• WORK TO COMPLETE:
Transcribe the listing that follows in full, omitting pictures.

[Collected data]
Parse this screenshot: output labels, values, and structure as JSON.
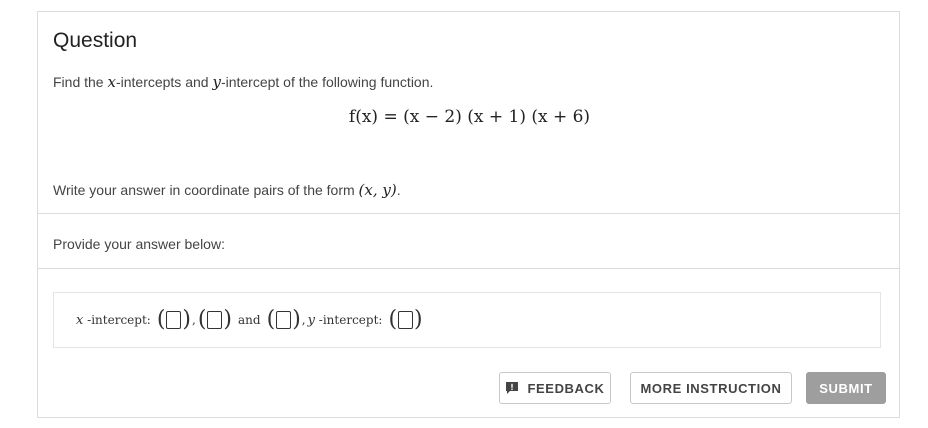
{
  "question": {
    "title": "Question",
    "prompt_pre": "Find the ",
    "prompt_x": "x",
    "prompt_mid": "-intercepts and ",
    "prompt_y": "y",
    "prompt_post": "-intercept of the following function.",
    "formula": "f(x) = (x − 2) (x + 1) (x + 6)",
    "instruction_text": "Write your answer in coordinate pairs of the form ",
    "instruction_form": "(x, y)",
    "instruction_end": "."
  },
  "answer": {
    "provide_label": "Provide your answer below:",
    "x_var": "x",
    "x_label": " -intercept:",
    "comma_1": ",",
    "comma_2": ",",
    "and_label": "and",
    "comma_3": ",",
    "y_var": "y",
    "y_label": " -intercept:"
  },
  "buttons": {
    "feedback": "FEEDBACK",
    "more_instruction": "MORE INSTRUCTION",
    "submit": "SUBMIT"
  },
  "colors": {
    "submit_bg": "#9e9e9e",
    "border": "#dcdcdc",
    "text": "#444444"
  }
}
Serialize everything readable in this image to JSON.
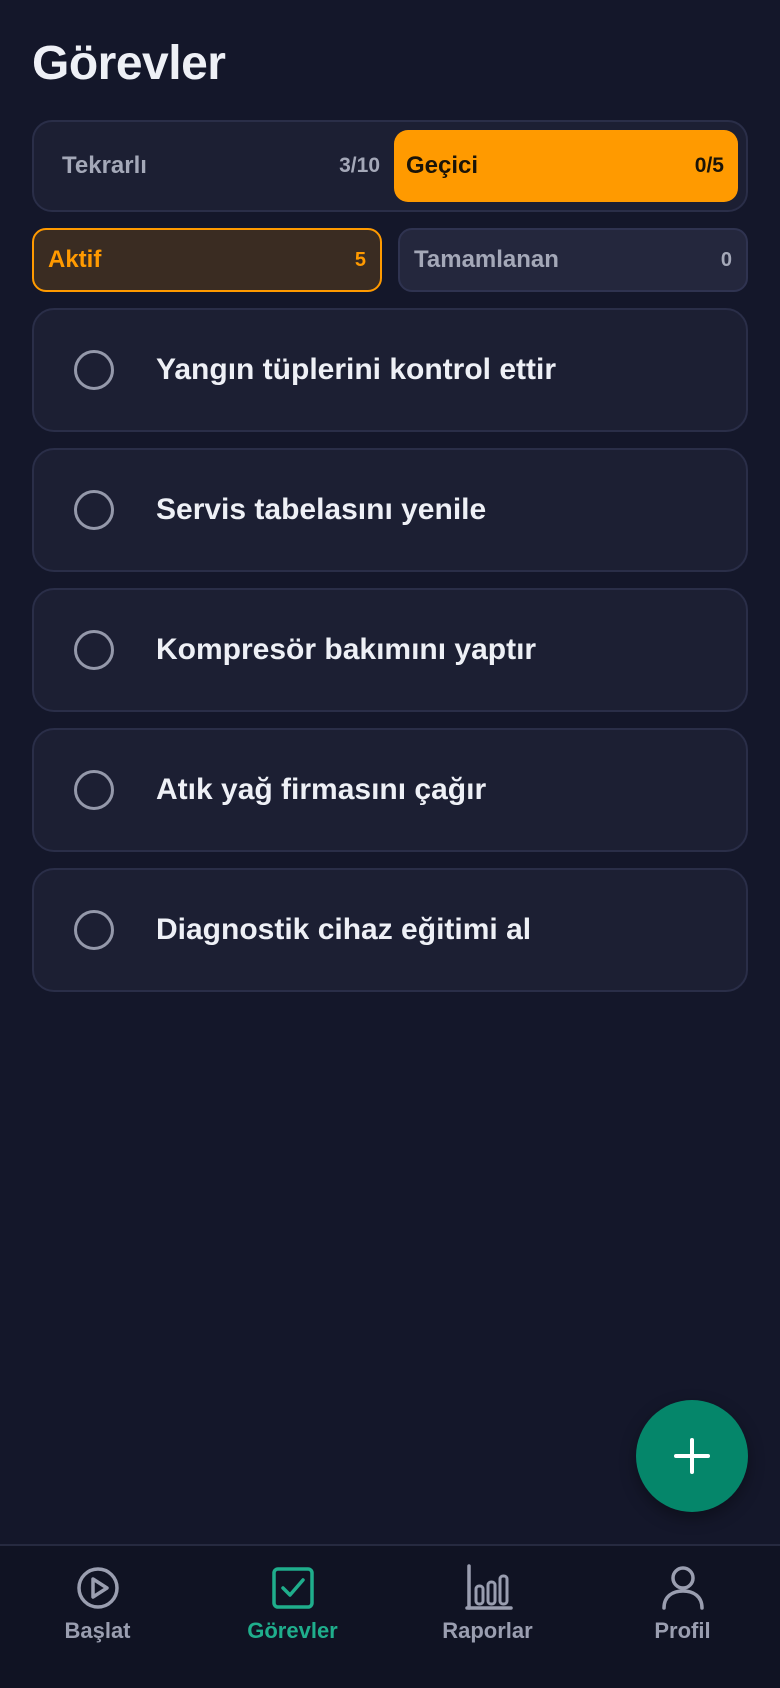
{
  "header": {
    "title": "Görevler"
  },
  "type_selector": {
    "items": [
      {
        "label": "Tekrarlı",
        "count": "3/10",
        "active": false
      },
      {
        "label": "Geçici",
        "count": "0/5",
        "active": true
      }
    ]
  },
  "status_filter": {
    "items": [
      {
        "label": "Aktif",
        "count": "5",
        "active": true
      },
      {
        "label": "Tamamlanan",
        "count": "0",
        "active": false
      }
    ]
  },
  "tasks": [
    {
      "title": "Yangın tüplerini kontrol ettir",
      "done": false
    },
    {
      "title": "Servis tabelasını yenile",
      "done": false
    },
    {
      "title": "Kompresör bakımını yaptır",
      "done": false
    },
    {
      "title": "Atık yağ firmasını çağır",
      "done": false
    },
    {
      "title": "Diagnostik cihaz eğitimi al",
      "done": false
    }
  ],
  "fab": {
    "icon": "plus-icon"
  },
  "tabbar": {
    "items": [
      {
        "label": "Başlat",
        "icon": "play-circle-icon",
        "active": false
      },
      {
        "label": "Görevler",
        "icon": "checkbox-icon",
        "active": true
      },
      {
        "label": "Raporlar",
        "icon": "bar-chart-icon",
        "active": false
      },
      {
        "label": "Profil",
        "icon": "user-icon",
        "active": false
      }
    ]
  },
  "colors": {
    "background": "#14172a",
    "accent_orange": "#ff9a00",
    "accent_green": "#05866a",
    "tab_active": "#1fae8c"
  }
}
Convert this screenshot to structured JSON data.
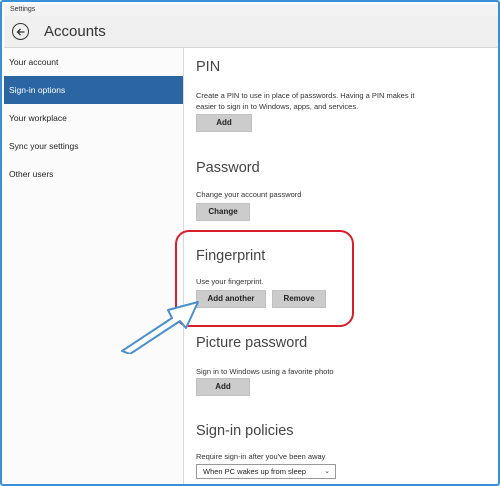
{
  "window": {
    "title": "Settings"
  },
  "header": {
    "title": "Accounts"
  },
  "sidebar": {
    "items": [
      {
        "label": "Your account"
      },
      {
        "label": "Sign-in options"
      },
      {
        "label": "Your workplace"
      },
      {
        "label": "Sync your settings"
      },
      {
        "label": "Other users"
      }
    ],
    "active_index": 1
  },
  "pin": {
    "title": "PIN",
    "description": "Create a PIN to use in place of passwords. Having a PIN makes it easier to sign in to Windows, apps, and services.",
    "add_label": "Add"
  },
  "password": {
    "title": "Password",
    "description": "Change your account password",
    "change_label": "Change"
  },
  "fingerprint": {
    "title": "Fingerprint",
    "description": "Use your fingerprint.",
    "add_another_label": "Add another",
    "remove_label": "Remove"
  },
  "picture_password": {
    "title": "Picture password",
    "description": "Sign in to Windows using a favorite photo",
    "add_label": "Add"
  },
  "signin_policies": {
    "title": "Sign-in policies",
    "description": "Require sign-in after you've been away",
    "dropdown_value": "When PC wakes up from sleep"
  },
  "colors": {
    "accent": "#2b66a3",
    "highlight": "#d81f2a",
    "frame": "#3b8fd6"
  },
  "icons": {
    "back": "back-arrow-icon",
    "dropdown": "chevron-down-icon",
    "callout": "pointer-arrow-icon"
  }
}
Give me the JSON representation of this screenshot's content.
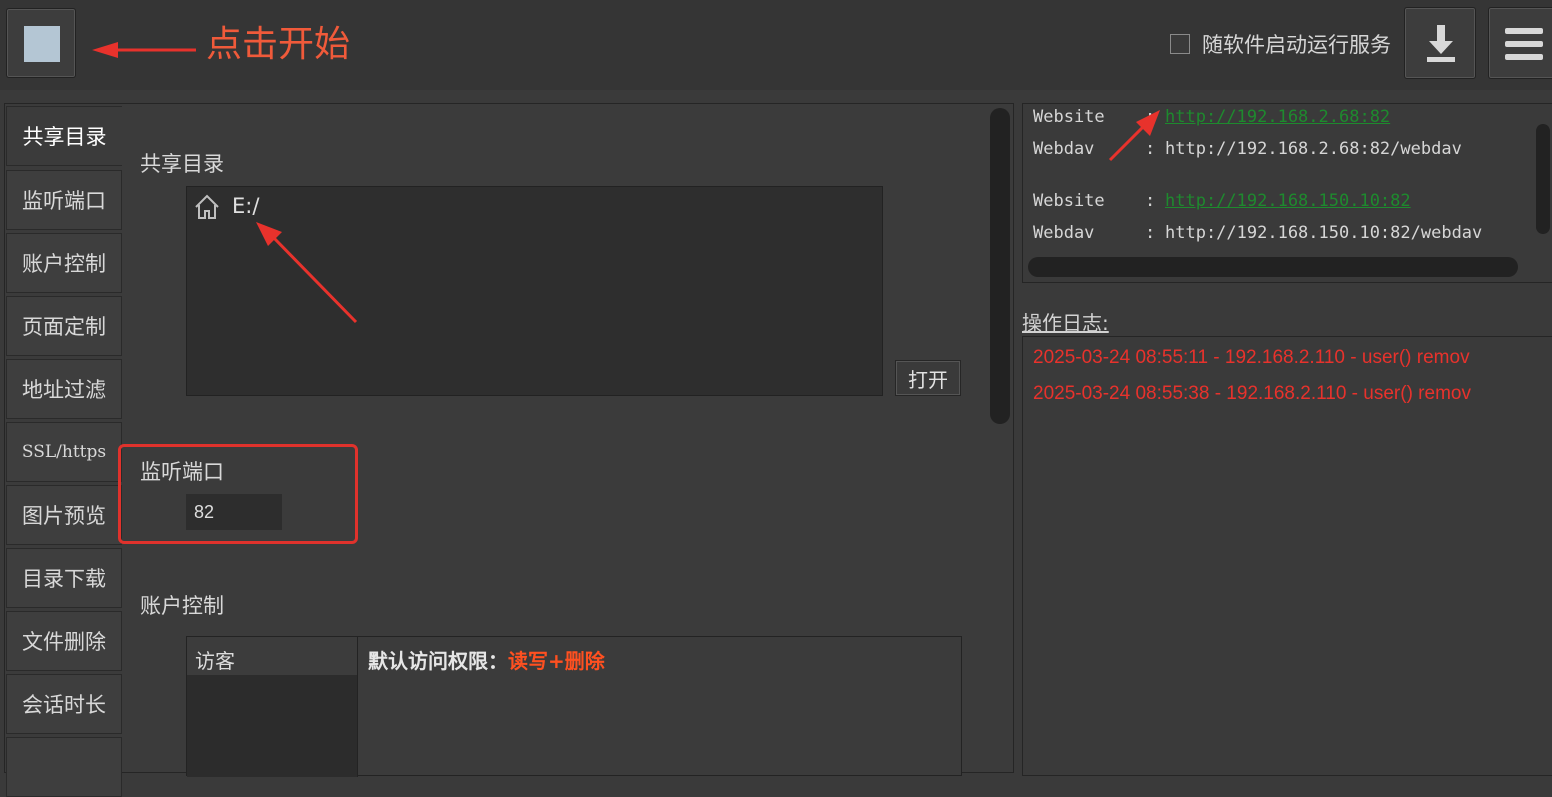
{
  "toolbar": {
    "start_icon": "stop-square-icon",
    "autostart_label": "随软件启动运行服务",
    "download_icon": "download-icon",
    "menu_icon": "hamburger-menu-icon"
  },
  "annotations": {
    "start_hint": "点击开始",
    "color": "#f05a3a"
  },
  "sidebar": {
    "items": [
      {
        "label": "共享目录"
      },
      {
        "label": "监听端口"
      },
      {
        "label": "账户控制"
      },
      {
        "label": "页面定制"
      },
      {
        "label": "地址过滤"
      },
      {
        "label": "SSL/https"
      },
      {
        "label": "图片预览"
      },
      {
        "label": "目录下载"
      },
      {
        "label": "文件删除"
      },
      {
        "label": "会话时长"
      }
    ]
  },
  "share": {
    "title": "共享目录",
    "path": "E:/",
    "open_label": "打开"
  },
  "port": {
    "title": "监听端口",
    "value": "82"
  },
  "account": {
    "title": "账户控制",
    "visitor": "访客",
    "perm_label": "默认访问权限：",
    "perm_value": "读写+删除"
  },
  "urls": [
    {
      "key": "Website",
      "sep": ":",
      "value": "http://192.168.2.68:82"
    },
    {
      "key": "Webdav",
      "sep": ":",
      "value": "http://192.168.2.68:82/webdav"
    },
    {
      "key": "Website",
      "sep": ":",
      "value": "http://192.168.150.10:82"
    },
    {
      "key": "Webdav",
      "sep": ":",
      "value": "http://192.168.150.10:82/webdav"
    }
  ],
  "log": {
    "title": "操作日志:",
    "lines": [
      "2025-03-24 08:55:11 - 192.168.2.110 - user() remov",
      "2025-03-24 08:55:38 - 192.168.2.110 - user() remov"
    ]
  },
  "colors": {
    "link": "#1e8a2e",
    "log_error": "#e8322c",
    "highlight": "#e0322c",
    "perm_value": "#ff5020"
  }
}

• OUTPUT FOR THIS TASK:
Parse this screenshot: output labels, values, and structure as JSON.
{
  "question": {
    "title": "Question",
    "prompt_pre": "Find the ",
    "prompt_x": "x",
    "prompt_mid": "-intercepts and ",
    "prompt_y": "y",
    "prompt_post": "-intercept of the following function.",
    "formula": "f(x) = (x − 2) (x + 1) (x + 6)",
    "instruction_text": "Write your answer in coordinate pairs of the form ",
    "instruction_form": "(x, y)",
    "instruction_end": "."
  },
  "answer": {
    "provide_label": "Provide your answer below:",
    "x_var": "x",
    "x_label": " -intercept:",
    "comma_1": ",",
    "comma_2": ",",
    "and_label": "and",
    "comma_3": ",",
    "y_var": "y",
    "y_label": " -intercept:"
  },
  "buttons": {
    "feedback": "FEEDBACK",
    "more_instruction": "MORE INSTRUCTION",
    "submit": "SUBMIT"
  },
  "colors": {
    "submit_bg": "#9e9e9e",
    "border": "#dcdcdc",
    "text": "#444444"
  }
}
Serialize everything readable in this image to JSON.
{
  "header": {
    "title": "Görevler"
  },
  "type_selector": {
    "items": [
      {
        "label": "Tekrarlı",
        "count": "3/10",
        "active": false
      },
      {
        "label": "Geçici",
        "count": "0/5",
        "active": true
      }
    ]
  },
  "status_filter": {
    "items": [
      {
        "label": "Aktif",
        "count": "5",
        "active": true
      },
      {
        "label": "Tamamlanan",
        "count": "0",
        "active": false
      }
    ]
  },
  "tasks": [
    {
      "title": "Yangın tüplerini kontrol ettir",
      "done": false
    },
    {
      "title": "Servis tabelasını yenile",
      "done": false
    },
    {
      "title": "Kompresör bakımını yaptır",
      "done": false
    },
    {
      "title": "Atık yağ firmasını çağır",
      "done": false
    },
    {
      "title": "Diagnostik cihaz eğitimi al",
      "done": false
    }
  ],
  "fab": {
    "icon": "plus-icon"
  },
  "tabbar": {
    "items": [
      {
        "label": "Başlat",
        "icon": "play-circle-icon",
        "active": false
      },
      {
        "label": "Görevler",
        "icon": "checkbox-icon",
        "active": true
      },
      {
        "label": "Raporlar",
        "icon": "bar-chart-icon",
        "active": false
      },
      {
        "label": "Profil",
        "icon": "user-icon",
        "active": false
      }
    ]
  },
  "colors": {
    "background": "#14172a",
    "accent_orange": "#ff9a00",
    "accent_green": "#05866a",
    "tab_active": "#1fae8c"
  }
}
Convert this screenshot to structured JSON data.
{
  "window": {
    "title": "Settings"
  },
  "header": {
    "title": "Accounts"
  },
  "sidebar": {
    "items": [
      {
        "label": "Your account"
      },
      {
        "label": "Sign-in options"
      },
      {
        "label": "Your workplace"
      },
      {
        "label": "Sync your settings"
      },
      {
        "label": "Other users"
      }
    ],
    "active_index": 1
  },
  "pin": {
    "title": "PIN",
    "description": "Create a PIN to use in place of passwords. Having a PIN makes it easier to sign in to Windows, apps, and services.",
    "add_label": "Add"
  },
  "password": {
    "title": "Password",
    "description": "Change your account password",
    "change_label": "Change"
  },
  "fingerprint": {
    "title": "Fingerprint",
    "description": "Use your fingerprint.",
    "add_another_label": "Add another",
    "remove_label": "Remove"
  },
  "picture_password": {
    "title": "Picture password",
    "description": "Sign in to Windows using a favorite photo",
    "add_label": "Add"
  },
  "signin_policies": {
    "title": "Sign-in policies",
    "description": "Require sign-in after you've been away",
    "dropdown_value": "When PC wakes up from sleep"
  },
  "colors": {
    "accent": "#2b66a3",
    "highlight": "#d81f2a",
    "frame": "#3b8fd6"
  },
  "icons": {
    "back": "back-arrow-icon",
    "dropdown": "chevron-down-icon",
    "callout": "pointer-arrow-icon"
  }
}
Give me the JSON representation of this screenshot's content.
{
  "toolbar": {
    "start_icon": "stop-square-icon",
    "autostart_label": "随软件启动运行服务",
    "download_icon": "download-icon",
    "menu_icon": "hamburger-menu-icon"
  },
  "annotations": {
    "start_hint": "点击开始",
    "color": "#f05a3a"
  },
  "sidebar": {
    "items": [
      {
        "label": "共享目录"
      },
      {
        "label": "监听端口"
      },
      {
        "label": "账户控制"
      },
      {
        "label": "页面定制"
      },
      {
        "label": "地址过滤"
      },
      {
        "label": "SSL/https"
      },
      {
        "label": "图片预览"
      },
      {
        "label": "目录下载"
      },
      {
        "label": "文件删除"
      },
      {
        "label": "会话时长"
      }
    ]
  },
  "share": {
    "title": "共享目录",
    "path": "E:/",
    "open_label": "打开"
  },
  "port": {
    "title": "监听端口",
    "value": "82"
  },
  "account": {
    "title": "账户控制",
    "visitor": "访客",
    "perm_label": "默认访问权限：",
    "perm_value": "读写+删除"
  },
  "urls": [
    {
      "key": "Website",
      "sep": ":",
      "value": "http://192.168.2.68:82"
    },
    {
      "key": "Webdav",
      "sep": ":",
      "value": "http://192.168.2.68:82/webdav"
    },
    {
      "key": "Website",
      "sep": ":",
      "value": "http://192.168.150.10:82"
    },
    {
      "key": "Webdav",
      "sep": ":",
      "value": "http://192.168.150.10:82/webdav"
    }
  ],
  "log": {
    "title": "操作日志:",
    "lines": [
      "2025-03-24 08:55:11 - 192.168.2.110 - user() remov",
      "2025-03-24 08:55:38 - 192.168.2.110 - user() remov"
    ]
  },
  "colors": {
    "link": "#1e8a2e",
    "log_error": "#e8322c",
    "highlight": "#e0322c",
    "perm_value": "#ff5020"
  }
}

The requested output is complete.